Stored records:
-=-=-
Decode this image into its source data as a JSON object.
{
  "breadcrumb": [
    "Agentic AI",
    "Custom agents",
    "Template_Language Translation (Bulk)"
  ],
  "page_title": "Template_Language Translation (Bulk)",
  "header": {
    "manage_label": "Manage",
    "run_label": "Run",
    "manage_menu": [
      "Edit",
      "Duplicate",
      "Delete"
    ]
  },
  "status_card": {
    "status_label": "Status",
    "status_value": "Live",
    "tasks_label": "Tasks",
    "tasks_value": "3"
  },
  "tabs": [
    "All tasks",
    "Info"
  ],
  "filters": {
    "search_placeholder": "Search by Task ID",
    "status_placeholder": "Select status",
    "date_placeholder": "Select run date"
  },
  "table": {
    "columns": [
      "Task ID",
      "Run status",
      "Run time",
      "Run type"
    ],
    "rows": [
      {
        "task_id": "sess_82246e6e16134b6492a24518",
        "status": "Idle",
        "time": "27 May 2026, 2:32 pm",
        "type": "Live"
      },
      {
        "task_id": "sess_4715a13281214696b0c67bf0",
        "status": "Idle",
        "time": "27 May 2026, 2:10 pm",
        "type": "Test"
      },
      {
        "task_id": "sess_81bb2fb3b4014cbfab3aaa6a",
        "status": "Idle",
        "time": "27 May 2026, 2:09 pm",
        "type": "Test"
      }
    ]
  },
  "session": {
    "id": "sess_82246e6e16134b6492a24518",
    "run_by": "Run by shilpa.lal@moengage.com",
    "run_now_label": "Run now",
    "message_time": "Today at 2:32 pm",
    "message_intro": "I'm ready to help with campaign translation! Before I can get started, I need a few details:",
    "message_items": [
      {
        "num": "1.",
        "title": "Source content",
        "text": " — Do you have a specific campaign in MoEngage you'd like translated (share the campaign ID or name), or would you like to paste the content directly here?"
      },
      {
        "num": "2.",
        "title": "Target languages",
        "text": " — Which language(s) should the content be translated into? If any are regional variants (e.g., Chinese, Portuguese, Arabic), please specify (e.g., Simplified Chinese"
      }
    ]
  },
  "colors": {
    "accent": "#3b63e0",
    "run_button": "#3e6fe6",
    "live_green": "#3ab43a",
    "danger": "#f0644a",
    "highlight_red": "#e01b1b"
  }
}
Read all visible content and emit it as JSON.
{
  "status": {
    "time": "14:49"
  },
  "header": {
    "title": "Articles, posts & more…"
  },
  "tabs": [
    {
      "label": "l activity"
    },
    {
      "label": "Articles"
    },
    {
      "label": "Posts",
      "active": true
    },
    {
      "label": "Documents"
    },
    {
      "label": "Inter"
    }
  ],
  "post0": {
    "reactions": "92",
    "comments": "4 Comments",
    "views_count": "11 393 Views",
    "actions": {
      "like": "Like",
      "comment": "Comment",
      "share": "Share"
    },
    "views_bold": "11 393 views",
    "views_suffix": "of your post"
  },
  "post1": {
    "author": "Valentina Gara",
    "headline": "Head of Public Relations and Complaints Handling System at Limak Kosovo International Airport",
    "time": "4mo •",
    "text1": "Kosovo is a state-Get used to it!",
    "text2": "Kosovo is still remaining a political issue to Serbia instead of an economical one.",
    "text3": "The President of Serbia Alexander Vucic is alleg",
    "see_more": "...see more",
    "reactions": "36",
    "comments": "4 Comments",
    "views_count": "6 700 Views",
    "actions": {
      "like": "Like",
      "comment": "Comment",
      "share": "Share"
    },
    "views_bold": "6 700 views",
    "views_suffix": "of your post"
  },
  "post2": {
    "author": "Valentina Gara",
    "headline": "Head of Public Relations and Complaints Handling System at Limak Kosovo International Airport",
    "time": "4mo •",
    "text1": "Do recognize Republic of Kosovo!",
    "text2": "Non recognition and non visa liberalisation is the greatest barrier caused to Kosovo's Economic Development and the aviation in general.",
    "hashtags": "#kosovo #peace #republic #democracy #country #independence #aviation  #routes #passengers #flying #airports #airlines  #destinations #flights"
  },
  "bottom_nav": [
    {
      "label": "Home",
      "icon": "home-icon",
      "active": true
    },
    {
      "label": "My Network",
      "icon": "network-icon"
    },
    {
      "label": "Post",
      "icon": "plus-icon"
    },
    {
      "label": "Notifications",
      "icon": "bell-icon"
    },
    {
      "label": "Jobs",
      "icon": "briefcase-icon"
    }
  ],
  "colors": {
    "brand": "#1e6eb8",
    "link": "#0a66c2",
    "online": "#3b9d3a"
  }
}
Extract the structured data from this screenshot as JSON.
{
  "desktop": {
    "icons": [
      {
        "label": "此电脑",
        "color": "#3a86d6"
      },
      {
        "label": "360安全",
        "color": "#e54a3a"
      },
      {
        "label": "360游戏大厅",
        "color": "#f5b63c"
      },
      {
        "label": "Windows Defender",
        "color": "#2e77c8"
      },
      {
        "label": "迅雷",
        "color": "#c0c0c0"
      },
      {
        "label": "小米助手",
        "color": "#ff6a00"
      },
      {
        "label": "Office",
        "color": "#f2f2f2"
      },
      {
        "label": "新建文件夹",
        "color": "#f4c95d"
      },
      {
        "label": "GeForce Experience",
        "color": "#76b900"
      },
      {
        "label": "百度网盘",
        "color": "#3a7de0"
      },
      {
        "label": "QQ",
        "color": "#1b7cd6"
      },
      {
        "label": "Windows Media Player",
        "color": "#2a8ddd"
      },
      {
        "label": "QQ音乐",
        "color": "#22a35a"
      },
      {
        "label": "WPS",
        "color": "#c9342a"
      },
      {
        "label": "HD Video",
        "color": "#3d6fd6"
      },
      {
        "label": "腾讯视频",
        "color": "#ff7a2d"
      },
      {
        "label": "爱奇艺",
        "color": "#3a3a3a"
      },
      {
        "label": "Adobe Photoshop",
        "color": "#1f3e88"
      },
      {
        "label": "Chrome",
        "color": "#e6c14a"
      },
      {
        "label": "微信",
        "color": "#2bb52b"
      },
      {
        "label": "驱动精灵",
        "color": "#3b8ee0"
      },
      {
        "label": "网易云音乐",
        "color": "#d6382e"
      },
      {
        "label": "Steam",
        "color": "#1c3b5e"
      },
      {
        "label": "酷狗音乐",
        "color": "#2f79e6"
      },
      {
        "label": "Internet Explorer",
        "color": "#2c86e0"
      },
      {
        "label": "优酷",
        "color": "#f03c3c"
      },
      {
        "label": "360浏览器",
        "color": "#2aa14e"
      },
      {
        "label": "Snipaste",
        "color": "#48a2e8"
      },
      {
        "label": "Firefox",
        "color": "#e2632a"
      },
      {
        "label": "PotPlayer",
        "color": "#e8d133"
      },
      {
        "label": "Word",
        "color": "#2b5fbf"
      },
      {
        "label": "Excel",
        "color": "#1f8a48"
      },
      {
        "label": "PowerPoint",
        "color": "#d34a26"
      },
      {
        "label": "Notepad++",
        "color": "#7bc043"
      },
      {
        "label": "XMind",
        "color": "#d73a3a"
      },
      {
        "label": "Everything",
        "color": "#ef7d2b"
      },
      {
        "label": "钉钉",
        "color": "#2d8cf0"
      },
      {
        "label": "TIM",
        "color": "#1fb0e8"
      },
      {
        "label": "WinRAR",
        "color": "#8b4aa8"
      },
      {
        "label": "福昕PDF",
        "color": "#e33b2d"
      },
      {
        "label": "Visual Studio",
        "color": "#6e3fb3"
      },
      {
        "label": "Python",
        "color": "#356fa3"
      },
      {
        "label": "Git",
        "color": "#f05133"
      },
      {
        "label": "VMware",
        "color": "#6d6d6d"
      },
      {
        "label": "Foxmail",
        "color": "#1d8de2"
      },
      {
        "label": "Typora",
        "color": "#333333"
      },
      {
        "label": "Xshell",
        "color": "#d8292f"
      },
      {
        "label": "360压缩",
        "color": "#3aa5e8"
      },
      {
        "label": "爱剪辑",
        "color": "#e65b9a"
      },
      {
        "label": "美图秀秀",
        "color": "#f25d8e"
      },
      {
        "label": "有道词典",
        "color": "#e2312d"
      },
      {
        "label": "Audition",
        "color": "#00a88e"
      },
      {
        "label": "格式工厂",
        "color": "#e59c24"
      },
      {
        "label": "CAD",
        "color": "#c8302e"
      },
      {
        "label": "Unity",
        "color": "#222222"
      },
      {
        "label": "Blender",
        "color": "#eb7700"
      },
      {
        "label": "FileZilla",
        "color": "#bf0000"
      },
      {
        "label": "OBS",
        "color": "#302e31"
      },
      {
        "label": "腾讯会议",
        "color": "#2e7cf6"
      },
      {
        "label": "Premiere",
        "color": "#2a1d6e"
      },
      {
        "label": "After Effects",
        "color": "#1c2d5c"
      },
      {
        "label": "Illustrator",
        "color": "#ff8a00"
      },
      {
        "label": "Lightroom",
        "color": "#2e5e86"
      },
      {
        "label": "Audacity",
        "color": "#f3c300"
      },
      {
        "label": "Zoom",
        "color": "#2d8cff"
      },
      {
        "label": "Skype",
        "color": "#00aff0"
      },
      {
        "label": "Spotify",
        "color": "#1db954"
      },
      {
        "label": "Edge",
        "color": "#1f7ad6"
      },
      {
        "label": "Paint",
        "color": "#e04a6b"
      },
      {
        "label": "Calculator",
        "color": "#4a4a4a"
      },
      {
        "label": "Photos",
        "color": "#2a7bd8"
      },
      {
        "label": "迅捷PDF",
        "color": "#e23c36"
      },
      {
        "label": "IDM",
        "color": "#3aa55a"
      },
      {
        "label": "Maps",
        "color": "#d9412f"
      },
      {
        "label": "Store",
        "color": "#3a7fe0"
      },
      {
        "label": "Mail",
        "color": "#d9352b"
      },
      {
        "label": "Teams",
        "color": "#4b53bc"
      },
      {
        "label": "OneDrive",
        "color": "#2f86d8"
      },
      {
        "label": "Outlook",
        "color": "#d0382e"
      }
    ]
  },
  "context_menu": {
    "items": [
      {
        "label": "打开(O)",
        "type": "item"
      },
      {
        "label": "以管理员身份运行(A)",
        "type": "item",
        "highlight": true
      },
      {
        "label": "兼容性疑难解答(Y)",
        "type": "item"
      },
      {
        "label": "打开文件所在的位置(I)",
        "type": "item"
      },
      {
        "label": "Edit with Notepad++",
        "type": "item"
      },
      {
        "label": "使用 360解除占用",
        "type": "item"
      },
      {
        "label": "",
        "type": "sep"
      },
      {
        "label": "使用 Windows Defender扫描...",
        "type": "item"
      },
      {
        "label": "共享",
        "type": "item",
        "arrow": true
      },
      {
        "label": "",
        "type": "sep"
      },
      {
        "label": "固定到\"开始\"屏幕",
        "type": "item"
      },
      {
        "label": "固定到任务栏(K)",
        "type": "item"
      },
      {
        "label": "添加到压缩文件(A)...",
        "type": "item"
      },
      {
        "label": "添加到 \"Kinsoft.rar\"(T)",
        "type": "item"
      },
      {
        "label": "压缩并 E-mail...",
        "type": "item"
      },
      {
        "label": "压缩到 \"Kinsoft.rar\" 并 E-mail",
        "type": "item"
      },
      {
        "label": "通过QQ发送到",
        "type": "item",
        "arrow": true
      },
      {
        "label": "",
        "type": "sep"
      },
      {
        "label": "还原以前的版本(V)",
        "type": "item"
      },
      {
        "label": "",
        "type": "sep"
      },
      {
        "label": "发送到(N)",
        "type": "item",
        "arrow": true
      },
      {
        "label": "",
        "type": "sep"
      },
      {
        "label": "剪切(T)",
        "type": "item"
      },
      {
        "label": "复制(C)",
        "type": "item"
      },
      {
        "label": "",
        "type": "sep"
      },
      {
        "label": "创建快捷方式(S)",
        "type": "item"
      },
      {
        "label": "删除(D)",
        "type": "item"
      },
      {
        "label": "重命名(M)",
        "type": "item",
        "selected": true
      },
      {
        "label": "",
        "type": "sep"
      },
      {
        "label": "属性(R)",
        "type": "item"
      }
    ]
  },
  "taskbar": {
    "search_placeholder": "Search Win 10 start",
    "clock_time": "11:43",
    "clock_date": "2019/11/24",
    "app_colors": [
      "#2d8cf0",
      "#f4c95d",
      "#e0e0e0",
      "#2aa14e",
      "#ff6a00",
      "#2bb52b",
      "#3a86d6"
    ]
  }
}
-=-=-
▶ Prompt: Ascertain the number of lines in the entries that include the word "campaign", and report only that number.

▶ Task solution: 2